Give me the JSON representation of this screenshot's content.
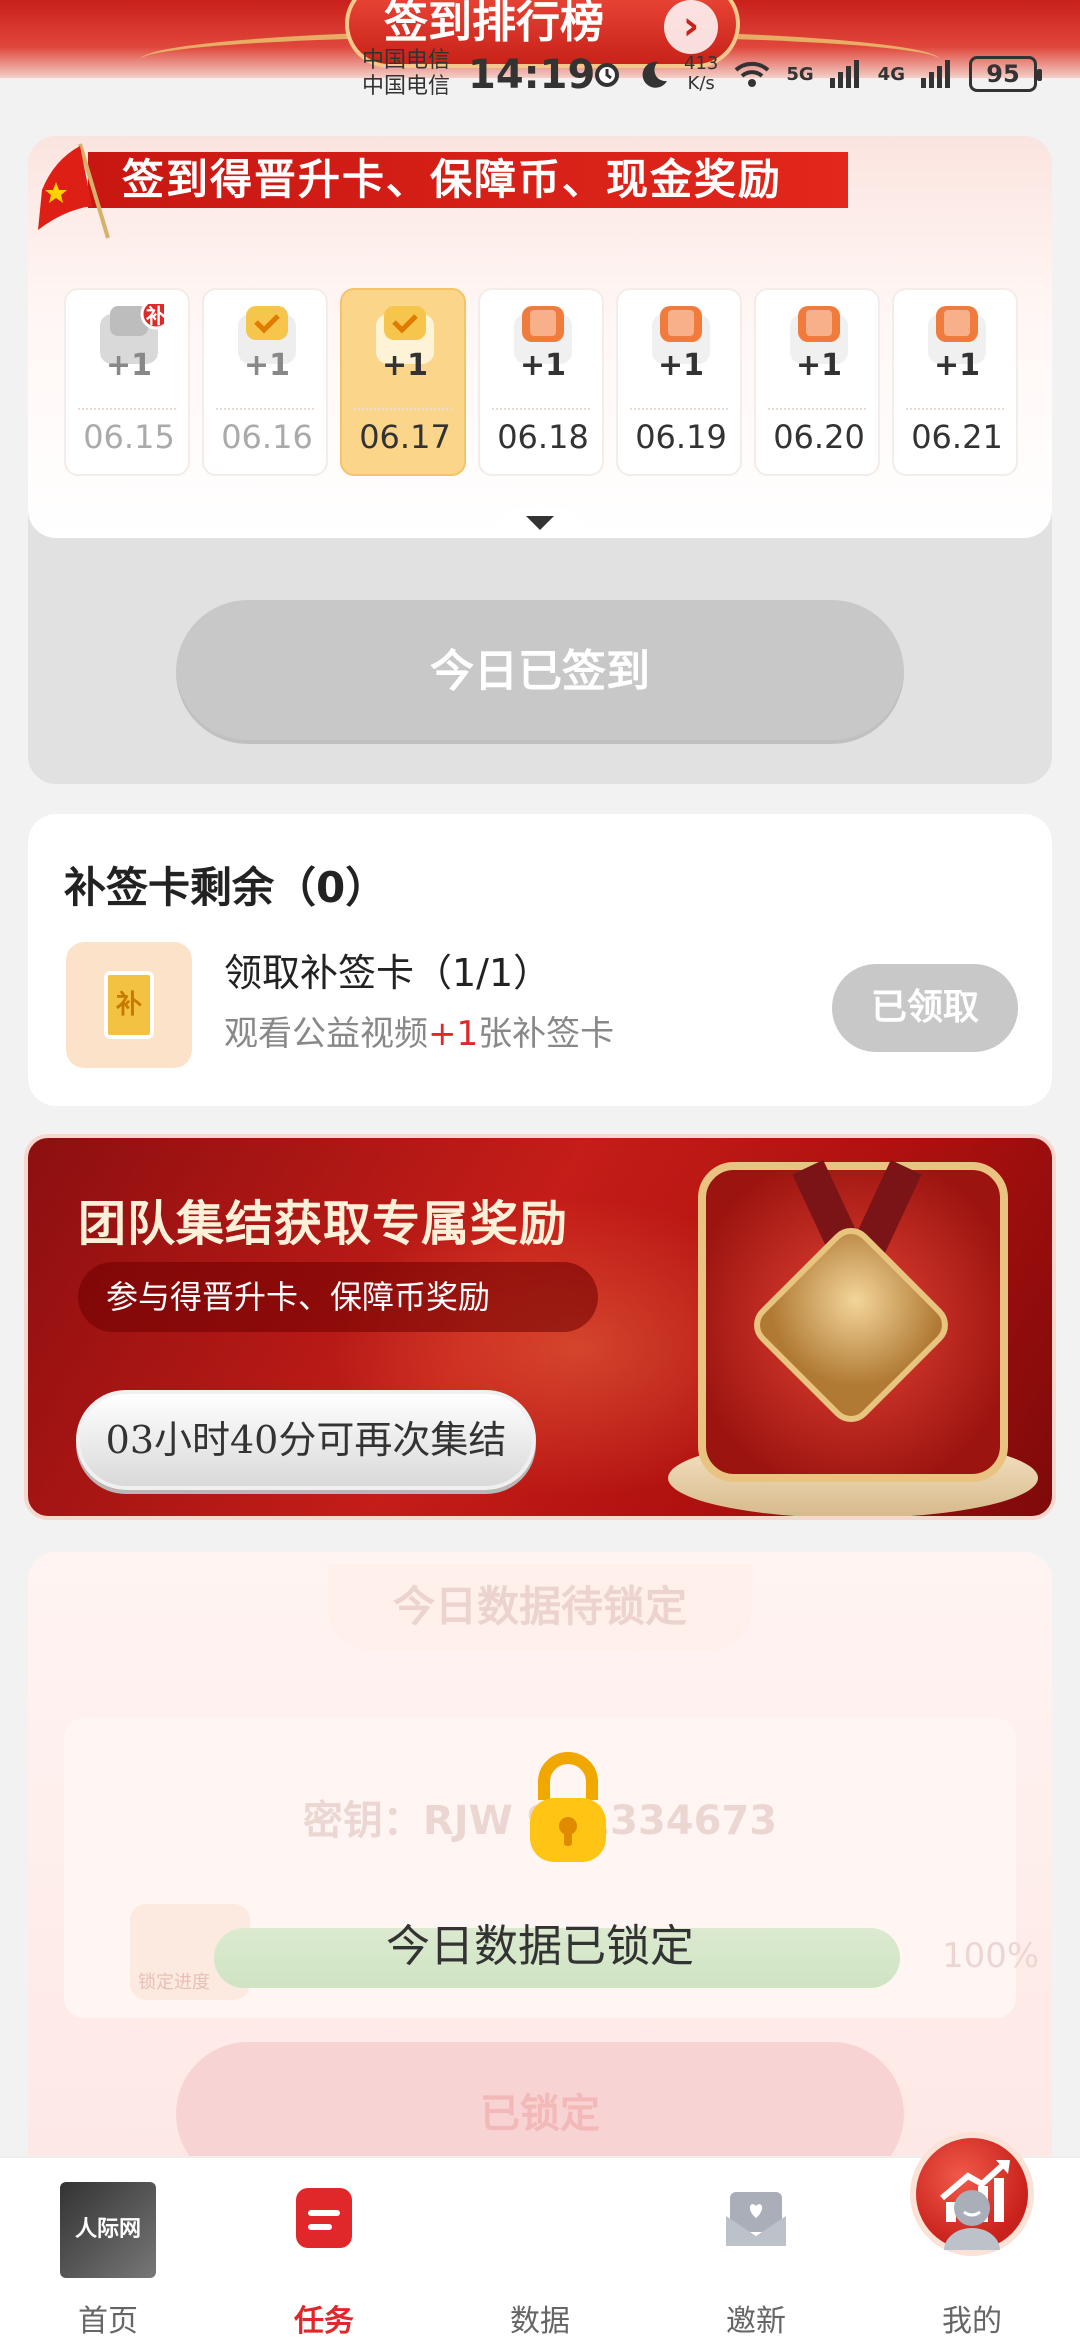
{
  "header": {
    "rank_label": "签到排行榜",
    "rank_chevron": "›"
  },
  "status_bar": {
    "carrier_1": "中国电信",
    "carrier_2": "中国电信",
    "time": "14:19",
    "net_speed": "413\nK/s",
    "sig_5g": "5G",
    "sig_4g": "4G",
    "battery": "95"
  },
  "checkin": {
    "banner": "签到得晋升卡、保障币、现金奖励",
    "days": [
      {
        "date": "06.15",
        "plus": "+1",
        "state": "makeup",
        "badge": "补"
      },
      {
        "date": "06.16",
        "plus": "+1",
        "state": "done"
      },
      {
        "date": "06.17",
        "plus": "+1",
        "state": "today"
      },
      {
        "date": "06.18",
        "plus": "+1",
        "state": "future",
        "card": "晋升"
      },
      {
        "date": "06.19",
        "plus": "+1",
        "state": "future",
        "card": "晋升"
      },
      {
        "date": "06.20",
        "plus": "+1",
        "state": "future",
        "card": "晋升"
      },
      {
        "date": "06.21",
        "plus": "+1",
        "state": "future",
        "card": "晋升"
      }
    ],
    "signed_button": "今日已签到"
  },
  "makeup": {
    "title": "补签卡剩余（0）",
    "icon_text": "补",
    "task_name": "领取补签卡（1/1）",
    "desc_prefix": "观看公益视频",
    "desc_highlight": "+1",
    "desc_suffix": "张补签卡",
    "claimed_button": "已领取"
  },
  "team": {
    "title": "团队集结获取专属奖励",
    "subtitle": "参与得晋升卡、保障币奖励",
    "countdown": "03小时40分可再次集结"
  },
  "lock": {
    "header": "今日数据待锁定",
    "key_text": "密钥：RJW 961334673",
    "progress_label": "锁定进度",
    "progress_pct": "100%",
    "progress_value": 1.0,
    "status": "今日数据已锁定",
    "locked_button": "已锁定"
  },
  "nav": {
    "items": [
      {
        "label": "首页",
        "icon": "home-thumbnail-icon",
        "active": false
      },
      {
        "label": "任务",
        "icon": "task-icon",
        "active": true
      },
      {
        "label": "数据",
        "icon": "chart-growth-icon",
        "active": false
      },
      {
        "label": "邀新",
        "icon": "invite-envelope-icon",
        "active": false
      },
      {
        "label": "我的",
        "icon": "profile-icon",
        "active": false
      }
    ],
    "home_thumb_text": "人际网"
  },
  "colors": {
    "brand_red": "#e0282a",
    "gold": "#f5c36a",
    "disabled_gray": "#c9c8c8"
  }
}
.....
(WRITTEN TASK) Find the word "date" in the entries, and copy every line it shows up in.

(EXERCISE RESULT)
        "date": "06.15",
        "date": "06.16",
        "date": "06.17",
        "date": "06.18",
        "date": "06.19",
        "date": "06.20",
        "date": "06.21",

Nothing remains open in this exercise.